▸ Description of the task
Omit the images, then print each record below exactly as it reads.
=====
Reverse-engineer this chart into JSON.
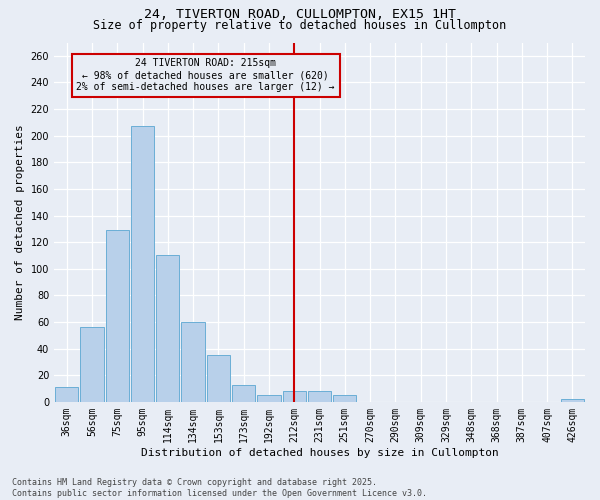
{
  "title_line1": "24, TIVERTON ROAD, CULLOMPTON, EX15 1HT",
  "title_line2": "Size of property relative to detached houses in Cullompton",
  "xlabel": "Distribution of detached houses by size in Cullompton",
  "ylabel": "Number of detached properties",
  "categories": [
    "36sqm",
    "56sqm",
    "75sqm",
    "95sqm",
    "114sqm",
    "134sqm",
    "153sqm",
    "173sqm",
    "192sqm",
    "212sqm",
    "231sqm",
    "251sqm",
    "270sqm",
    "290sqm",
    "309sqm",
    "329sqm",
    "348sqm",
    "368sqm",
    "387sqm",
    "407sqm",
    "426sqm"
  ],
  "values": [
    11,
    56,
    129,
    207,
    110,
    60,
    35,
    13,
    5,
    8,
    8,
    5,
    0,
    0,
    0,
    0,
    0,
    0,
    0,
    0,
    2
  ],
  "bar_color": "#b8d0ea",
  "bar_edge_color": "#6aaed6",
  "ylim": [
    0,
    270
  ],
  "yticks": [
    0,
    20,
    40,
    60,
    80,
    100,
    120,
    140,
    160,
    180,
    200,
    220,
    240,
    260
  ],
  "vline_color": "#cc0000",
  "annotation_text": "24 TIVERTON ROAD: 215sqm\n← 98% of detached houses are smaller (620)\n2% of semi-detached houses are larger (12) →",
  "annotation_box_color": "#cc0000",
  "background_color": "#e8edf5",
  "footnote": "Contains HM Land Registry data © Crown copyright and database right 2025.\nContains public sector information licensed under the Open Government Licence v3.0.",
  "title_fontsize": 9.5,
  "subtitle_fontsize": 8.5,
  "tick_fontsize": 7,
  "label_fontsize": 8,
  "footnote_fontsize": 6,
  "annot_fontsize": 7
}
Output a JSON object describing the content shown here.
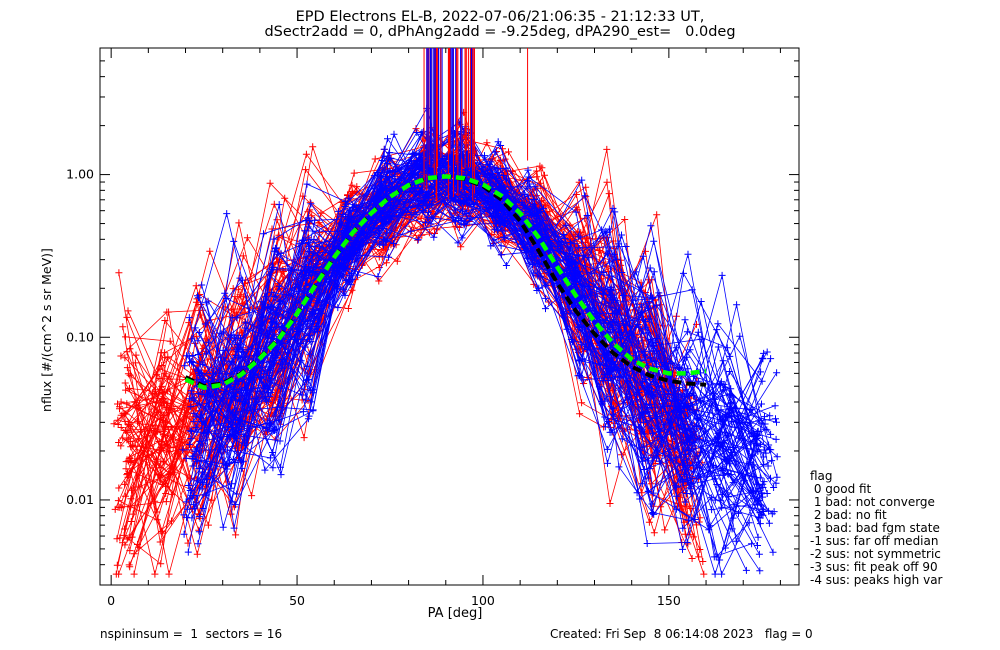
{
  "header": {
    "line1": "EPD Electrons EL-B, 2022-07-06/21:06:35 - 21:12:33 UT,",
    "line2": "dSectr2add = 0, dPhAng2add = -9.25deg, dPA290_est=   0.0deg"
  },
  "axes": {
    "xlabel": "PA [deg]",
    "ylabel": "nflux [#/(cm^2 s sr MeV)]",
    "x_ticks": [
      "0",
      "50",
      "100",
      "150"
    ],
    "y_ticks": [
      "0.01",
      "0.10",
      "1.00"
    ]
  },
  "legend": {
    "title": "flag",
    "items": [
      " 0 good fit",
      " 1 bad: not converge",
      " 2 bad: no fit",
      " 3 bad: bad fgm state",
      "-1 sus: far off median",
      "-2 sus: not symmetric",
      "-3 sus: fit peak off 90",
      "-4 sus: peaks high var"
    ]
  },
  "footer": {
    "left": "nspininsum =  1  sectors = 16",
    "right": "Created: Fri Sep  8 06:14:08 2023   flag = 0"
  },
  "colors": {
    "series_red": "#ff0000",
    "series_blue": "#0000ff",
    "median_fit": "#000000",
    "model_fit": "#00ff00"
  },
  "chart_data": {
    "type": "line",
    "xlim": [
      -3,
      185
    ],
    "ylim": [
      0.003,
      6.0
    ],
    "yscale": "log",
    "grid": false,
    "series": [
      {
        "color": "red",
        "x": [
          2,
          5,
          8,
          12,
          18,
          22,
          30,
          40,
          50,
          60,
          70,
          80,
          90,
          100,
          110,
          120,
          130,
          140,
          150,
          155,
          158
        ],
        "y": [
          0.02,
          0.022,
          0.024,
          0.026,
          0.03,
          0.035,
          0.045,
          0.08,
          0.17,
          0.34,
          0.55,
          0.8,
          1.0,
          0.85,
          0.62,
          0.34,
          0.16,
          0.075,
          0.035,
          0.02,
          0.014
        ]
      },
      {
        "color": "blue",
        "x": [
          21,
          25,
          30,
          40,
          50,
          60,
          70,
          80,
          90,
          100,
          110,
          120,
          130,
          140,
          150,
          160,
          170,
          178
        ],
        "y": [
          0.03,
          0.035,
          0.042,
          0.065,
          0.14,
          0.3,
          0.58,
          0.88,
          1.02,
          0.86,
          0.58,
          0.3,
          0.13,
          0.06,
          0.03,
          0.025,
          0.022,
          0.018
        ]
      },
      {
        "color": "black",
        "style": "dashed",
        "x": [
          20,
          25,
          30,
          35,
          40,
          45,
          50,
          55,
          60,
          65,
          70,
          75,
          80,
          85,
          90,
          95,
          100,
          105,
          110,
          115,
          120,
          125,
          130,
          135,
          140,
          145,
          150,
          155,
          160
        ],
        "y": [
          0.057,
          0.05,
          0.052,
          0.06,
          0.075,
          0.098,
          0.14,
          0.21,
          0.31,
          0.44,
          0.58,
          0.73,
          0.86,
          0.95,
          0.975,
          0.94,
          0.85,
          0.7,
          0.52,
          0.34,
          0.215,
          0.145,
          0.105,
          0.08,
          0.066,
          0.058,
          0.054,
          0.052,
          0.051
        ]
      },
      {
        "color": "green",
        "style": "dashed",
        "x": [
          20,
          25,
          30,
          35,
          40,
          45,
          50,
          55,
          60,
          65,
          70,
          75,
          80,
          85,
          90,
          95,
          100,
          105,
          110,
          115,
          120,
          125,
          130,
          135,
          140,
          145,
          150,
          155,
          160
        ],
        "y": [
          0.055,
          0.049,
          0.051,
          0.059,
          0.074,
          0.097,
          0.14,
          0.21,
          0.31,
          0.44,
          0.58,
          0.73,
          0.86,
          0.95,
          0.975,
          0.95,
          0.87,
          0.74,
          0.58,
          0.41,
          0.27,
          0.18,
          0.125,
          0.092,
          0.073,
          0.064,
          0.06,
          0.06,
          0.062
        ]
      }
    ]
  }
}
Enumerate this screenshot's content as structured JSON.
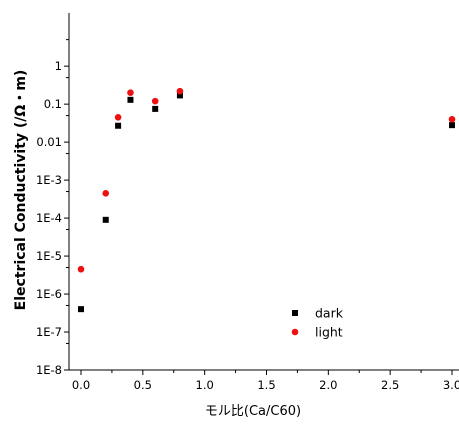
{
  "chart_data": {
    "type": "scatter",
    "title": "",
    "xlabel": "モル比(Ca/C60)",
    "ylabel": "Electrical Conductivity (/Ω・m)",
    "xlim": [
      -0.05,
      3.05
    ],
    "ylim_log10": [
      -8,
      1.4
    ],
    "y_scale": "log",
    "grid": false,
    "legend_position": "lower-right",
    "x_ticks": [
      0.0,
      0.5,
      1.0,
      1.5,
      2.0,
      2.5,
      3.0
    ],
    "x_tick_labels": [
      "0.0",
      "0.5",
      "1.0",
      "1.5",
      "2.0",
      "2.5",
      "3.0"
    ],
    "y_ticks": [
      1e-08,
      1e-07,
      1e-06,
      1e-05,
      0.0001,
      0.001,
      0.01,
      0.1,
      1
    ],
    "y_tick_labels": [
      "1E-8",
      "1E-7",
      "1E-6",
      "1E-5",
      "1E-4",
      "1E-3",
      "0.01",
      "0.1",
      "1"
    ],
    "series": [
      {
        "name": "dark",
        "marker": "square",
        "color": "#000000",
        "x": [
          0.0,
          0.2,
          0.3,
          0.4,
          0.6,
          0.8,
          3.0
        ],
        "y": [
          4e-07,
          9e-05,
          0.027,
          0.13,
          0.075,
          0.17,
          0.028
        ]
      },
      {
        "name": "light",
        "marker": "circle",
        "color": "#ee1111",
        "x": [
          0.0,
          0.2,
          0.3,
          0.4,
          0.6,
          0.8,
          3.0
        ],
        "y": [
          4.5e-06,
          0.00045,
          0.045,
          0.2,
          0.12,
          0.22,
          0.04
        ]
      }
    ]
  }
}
=====
▸ Correct answer
Reverse-engineer this chart into JSON.
{
  "title_line1": "24, TIVERTON ROAD, CULLOMPTON, EX15 1HT",
  "title_line2": "Size of property relative to detached houses in Cullompton",
  "xlabel": "Distribution of detached houses by size in Cullompton",
  "ylabel": "Number of detached properties",
  "categories": [
    "36sqm",
    "56sqm",
    "75sqm",
    "95sqm",
    "114sqm",
    "134sqm",
    "153sqm",
    "173sqm",
    "192sqm",
    "212sqm",
    "231sqm",
    "251sqm",
    "270sqm",
    "290sqm",
    "309sqm",
    "329sqm",
    "348sqm",
    "368sqm",
    "387sqm",
    "407sqm",
    "426sqm"
  ],
  "values": [
    11,
    56,
    129,
    207,
    110,
    60,
    35,
    13,
    5,
    8,
    8,
    5,
    0,
    0,
    0,
    0,
    0,
    0,
    0,
    0,
    2
  ],
  "bar_color": "#b8d0ea",
  "bar_edge_color": "#6aaed6",
  "ylim": [
    0,
    270
  ],
  "yticks": [
    0,
    20,
    40,
    60,
    80,
    100,
    120,
    140,
    160,
    180,
    200,
    220,
    240,
    260
  ],
  "vline_color": "#cc0000",
  "annotation_text": "24 TIVERTON ROAD: 215sqm\n← 98% of detached houses are smaller (620)\n2% of semi-detached houses are larger (12) →",
  "annotation_box_color": "#cc0000",
  "background_color": "#e8edf5",
  "footnote": "Contains HM Land Registry data © Crown copyright and database right 2025.\nContains public sector information licensed under the Open Government Licence v3.0.",
  "title_fontsize": 9.5,
  "subtitle_fontsize": 8.5,
  "tick_fontsize": 7,
  "label_fontsize": 8,
  "footnote_fontsize": 6,
  "annot_fontsize": 7
}
Output a JSON object describing the content shown here.
{
  "header": {
    "line1": "EPD Electrons EL-B, 2022-07-06/21:06:35 - 21:12:33 UT,",
    "line2": "dSectr2add = 0, dPhAng2add = -9.25deg, dPA290_est=   0.0deg"
  },
  "axes": {
    "xlabel": "PA [deg]",
    "ylabel": "nflux [#/(cm^2 s sr MeV)]",
    "x_ticks": [
      "0",
      "50",
      "100",
      "150"
    ],
    "y_ticks": [
      "0.01",
      "0.10",
      "1.00"
    ]
  },
  "legend": {
    "title": "flag",
    "items": [
      " 0 good fit",
      " 1 bad: not converge",
      " 2 bad: no fit",
      " 3 bad: bad fgm state",
      "-1 sus: far off median",
      "-2 sus: not symmetric",
      "-3 sus: fit peak off 90",
      "-4 sus: peaks high var"
    ]
  },
  "footer": {
    "left": "nspininsum =  1  sectors = 16",
    "right": "Created: Fri Sep  8 06:14:08 2023   flag = 0"
  },
  "colors": {
    "series_red": "#ff0000",
    "series_blue": "#0000ff",
    "median_fit": "#000000",
    "model_fit": "#00ff00"
  },
  "chart_data": {
    "type": "line",
    "xlim": [
      -3,
      185
    ],
    "ylim": [
      0.003,
      6.0
    ],
    "yscale": "log",
    "grid": false,
    "series": [
      {
        "color": "red",
        "x": [
          2,
          5,
          8,
          12,
          18,
          22,
          30,
          40,
          50,
          60,
          70,
          80,
          90,
          100,
          110,
          120,
          130,
          140,
          150,
          155,
          158
        ],
        "y": [
          0.02,
          0.022,
          0.024,
          0.026,
          0.03,
          0.035,
          0.045,
          0.08,
          0.17,
          0.34,
          0.55,
          0.8,
          1.0,
          0.85,
          0.62,
          0.34,
          0.16,
          0.075,
          0.035,
          0.02,
          0.014
        ]
      },
      {
        "color": "blue",
        "x": [
          21,
          25,
          30,
          40,
          50,
          60,
          70,
          80,
          90,
          100,
          110,
          120,
          130,
          140,
          150,
          160,
          170,
          178
        ],
        "y": [
          0.03,
          0.035,
          0.042,
          0.065,
          0.14,
          0.3,
          0.58,
          0.88,
          1.02,
          0.86,
          0.58,
          0.3,
          0.13,
          0.06,
          0.03,
          0.025,
          0.022,
          0.018
        ]
      },
      {
        "color": "black",
        "style": "dashed",
        "x": [
          20,
          25,
          30,
          35,
          40,
          45,
          50,
          55,
          60,
          65,
          70,
          75,
          80,
          85,
          90,
          95,
          100,
          105,
          110,
          115,
          120,
          125,
          130,
          135,
          140,
          145,
          150,
          155,
          160
        ],
        "y": [
          0.057,
          0.05,
          0.052,
          0.06,
          0.075,
          0.098,
          0.14,
          0.21,
          0.31,
          0.44,
          0.58,
          0.73,
          0.86,
          0.95,
          0.975,
          0.94,
          0.85,
          0.7,
          0.52,
          0.34,
          0.215,
          0.145,
          0.105,
          0.08,
          0.066,
          0.058,
          0.054,
          0.052,
          0.051
        ]
      },
      {
        "color": "green",
        "style": "dashed",
        "x": [
          20,
          25,
          30,
          35,
          40,
          45,
          50,
          55,
          60,
          65,
          70,
          75,
          80,
          85,
          90,
          95,
          100,
          105,
          110,
          115,
          120,
          125,
          130,
          135,
          140,
          145,
          150,
          155,
          160
        ],
        "y": [
          0.055,
          0.049,
          0.051,
          0.059,
          0.074,
          0.097,
          0.14,
          0.21,
          0.31,
          0.44,
          0.58,
          0.73,
          0.86,
          0.95,
          0.975,
          0.95,
          0.87,
          0.74,
          0.58,
          0.41,
          0.27,
          0.18,
          0.125,
          0.092,
          0.073,
          0.064,
          0.06,
          0.06,
          0.062
        ]
      }
    ]
  }
}
Enumerate this screenshot's content as structured JSON.
{
  "chart_data": {
    "type": "scatter",
    "title": "",
    "xlabel": "モル比(Ca/C60)",
    "ylabel": "Electrical Conductivity (/Ω・m)",
    "xlim": [
      -0.05,
      3.05
    ],
    "ylim_log10": [
      -8,
      1.4
    ],
    "y_scale": "log",
    "grid": false,
    "legend_position": "lower-right",
    "x_ticks": [
      0.0,
      0.5,
      1.0,
      1.5,
      2.0,
      2.5,
      3.0
    ],
    "x_tick_labels": [
      "0.0",
      "0.5",
      "1.0",
      "1.5",
      "2.0",
      "2.5",
      "3.0"
    ],
    "y_ticks": [
      1e-08,
      1e-07,
      1e-06,
      1e-05,
      0.0001,
      0.001,
      0.01,
      0.1,
      1
    ],
    "y_tick_labels": [
      "1E-8",
      "1E-7",
      "1E-6",
      "1E-5",
      "1E-4",
      "1E-3",
      "0.01",
      "0.1",
      "1"
    ],
    "series": [
      {
        "name": "dark",
        "marker": "square",
        "color": "#000000",
        "x": [
          0.0,
          0.2,
          0.3,
          0.4,
          0.6,
          0.8,
          3.0
        ],
        "y": [
          4e-07,
          9e-05,
          0.027,
          0.13,
          0.075,
          0.17,
          0.028
        ]
      },
      {
        "name": "light",
        "marker": "circle",
        "color": "#ee1111",
        "x": [
          0.0,
          0.2,
          0.3,
          0.4,
          0.6,
          0.8,
          3.0
        ],
        "y": [
          4.5e-06,
          0.00045,
          0.045,
          0.2,
          0.12,
          0.22,
          0.04
        ]
      }
    ]
  }
}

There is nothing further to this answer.